## Start Provided data

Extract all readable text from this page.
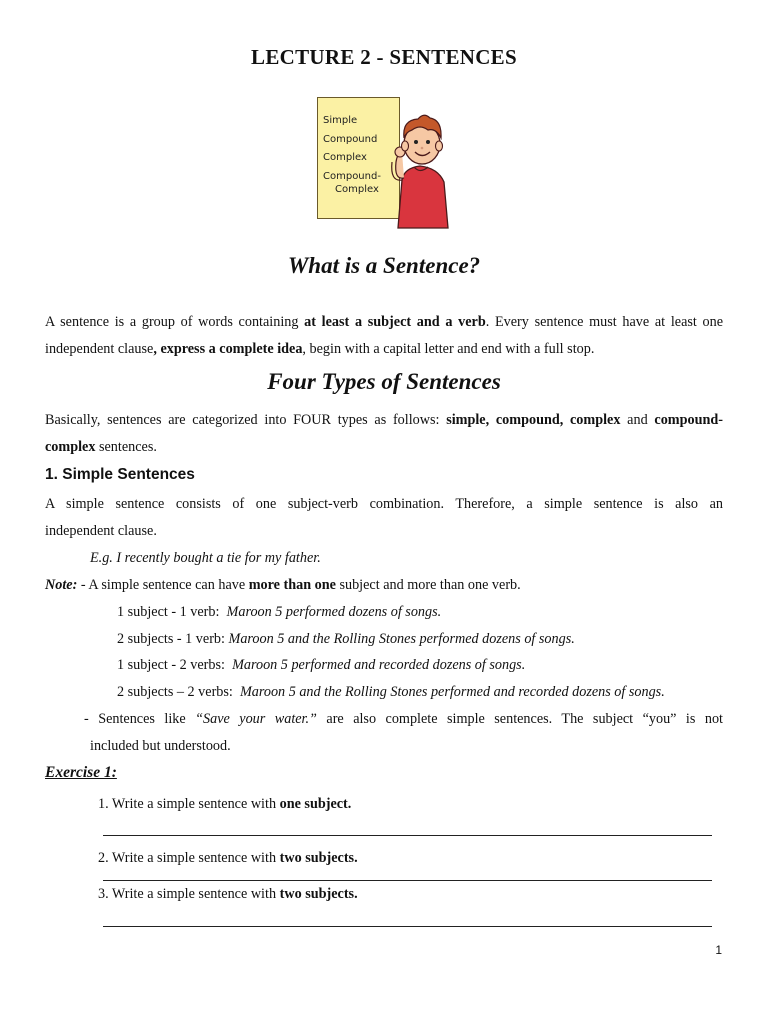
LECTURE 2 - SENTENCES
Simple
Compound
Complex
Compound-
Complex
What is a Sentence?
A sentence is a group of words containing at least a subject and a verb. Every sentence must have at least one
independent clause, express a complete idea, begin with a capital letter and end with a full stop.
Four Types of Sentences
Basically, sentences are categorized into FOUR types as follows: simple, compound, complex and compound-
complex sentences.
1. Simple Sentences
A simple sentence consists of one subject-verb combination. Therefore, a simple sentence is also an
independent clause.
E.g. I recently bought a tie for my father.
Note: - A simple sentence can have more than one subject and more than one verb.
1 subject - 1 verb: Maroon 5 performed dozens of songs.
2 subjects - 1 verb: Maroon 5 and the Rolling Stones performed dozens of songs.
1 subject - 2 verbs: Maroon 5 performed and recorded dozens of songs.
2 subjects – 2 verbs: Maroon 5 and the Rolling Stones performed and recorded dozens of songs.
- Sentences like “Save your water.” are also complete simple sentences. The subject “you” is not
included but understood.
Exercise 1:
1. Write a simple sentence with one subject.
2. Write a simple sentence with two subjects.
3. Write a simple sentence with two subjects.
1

## End Provided data
## Start Provided data

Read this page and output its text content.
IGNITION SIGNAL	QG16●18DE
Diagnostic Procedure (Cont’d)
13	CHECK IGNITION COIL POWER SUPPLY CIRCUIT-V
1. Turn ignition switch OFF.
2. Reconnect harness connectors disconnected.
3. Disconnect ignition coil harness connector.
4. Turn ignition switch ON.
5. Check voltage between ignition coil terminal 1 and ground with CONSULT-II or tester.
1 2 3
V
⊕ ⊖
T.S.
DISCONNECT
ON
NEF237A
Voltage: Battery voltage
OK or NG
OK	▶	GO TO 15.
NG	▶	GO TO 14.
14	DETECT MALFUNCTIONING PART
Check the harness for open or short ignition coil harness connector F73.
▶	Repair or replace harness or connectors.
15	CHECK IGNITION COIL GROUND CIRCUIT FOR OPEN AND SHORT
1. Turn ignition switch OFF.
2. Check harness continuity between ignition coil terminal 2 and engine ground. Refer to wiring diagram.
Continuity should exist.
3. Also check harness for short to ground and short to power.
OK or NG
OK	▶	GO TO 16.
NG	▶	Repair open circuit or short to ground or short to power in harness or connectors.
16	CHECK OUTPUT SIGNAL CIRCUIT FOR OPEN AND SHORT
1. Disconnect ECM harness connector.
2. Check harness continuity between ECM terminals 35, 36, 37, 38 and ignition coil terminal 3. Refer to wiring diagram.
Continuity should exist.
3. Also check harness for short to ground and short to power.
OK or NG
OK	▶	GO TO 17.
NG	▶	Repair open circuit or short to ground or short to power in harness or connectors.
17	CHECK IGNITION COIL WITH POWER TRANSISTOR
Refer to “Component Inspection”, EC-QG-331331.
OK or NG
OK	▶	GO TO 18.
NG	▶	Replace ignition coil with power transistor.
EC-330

## End Provided data
## Start Provided data

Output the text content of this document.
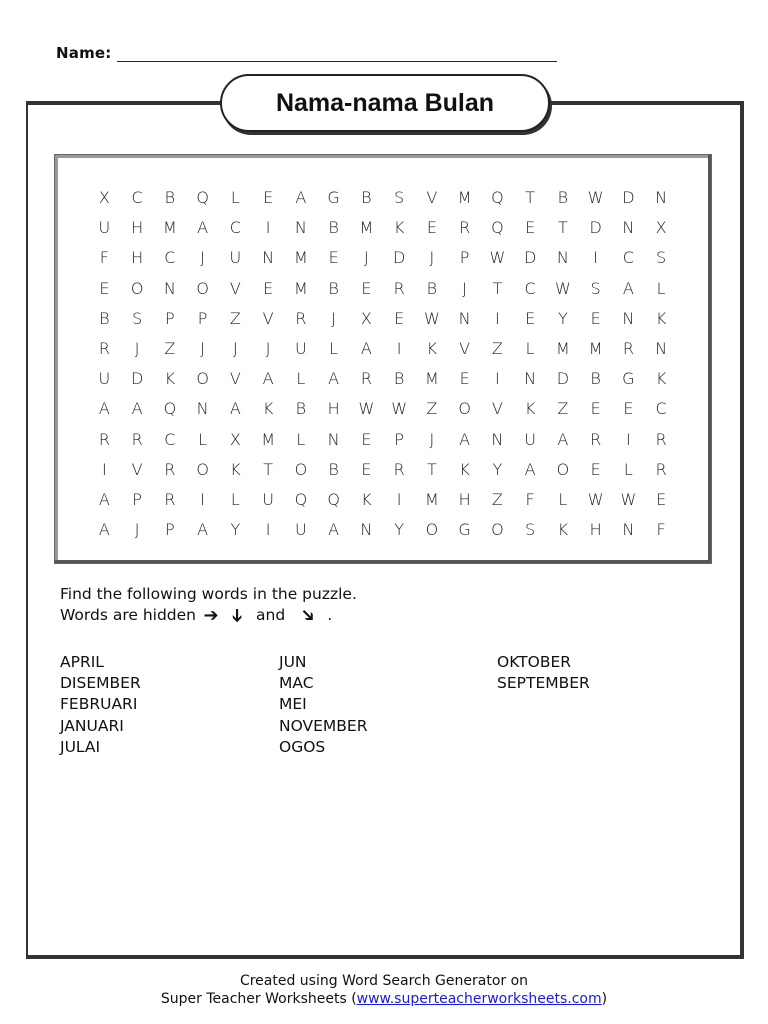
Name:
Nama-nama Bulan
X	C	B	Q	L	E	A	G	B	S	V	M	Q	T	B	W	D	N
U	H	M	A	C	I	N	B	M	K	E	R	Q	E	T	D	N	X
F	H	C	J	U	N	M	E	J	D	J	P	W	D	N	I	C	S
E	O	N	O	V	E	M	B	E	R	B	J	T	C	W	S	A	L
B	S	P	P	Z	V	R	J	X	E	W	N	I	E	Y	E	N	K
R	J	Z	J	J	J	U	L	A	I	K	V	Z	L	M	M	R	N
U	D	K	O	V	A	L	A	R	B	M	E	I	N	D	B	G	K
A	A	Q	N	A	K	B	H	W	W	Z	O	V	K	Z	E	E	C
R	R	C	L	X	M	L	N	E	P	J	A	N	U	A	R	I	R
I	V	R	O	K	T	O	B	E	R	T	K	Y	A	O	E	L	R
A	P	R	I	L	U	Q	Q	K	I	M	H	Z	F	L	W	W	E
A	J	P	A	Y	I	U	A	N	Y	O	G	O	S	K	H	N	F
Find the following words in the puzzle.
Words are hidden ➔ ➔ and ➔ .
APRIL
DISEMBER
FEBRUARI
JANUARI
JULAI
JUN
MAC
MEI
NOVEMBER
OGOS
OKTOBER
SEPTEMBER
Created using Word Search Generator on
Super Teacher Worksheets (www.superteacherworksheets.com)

## End Provided data

# Given exercise:
Where a line holds "Stones", copy that line.

# Exercise answer:
2 subjects - 1 verb: Maroon 5 and the Rolling Stones performed dozens of songs.
2 subjects – 2 verbs: Maroon 5 and the Rolling Stones performed and recorded dozens of songs.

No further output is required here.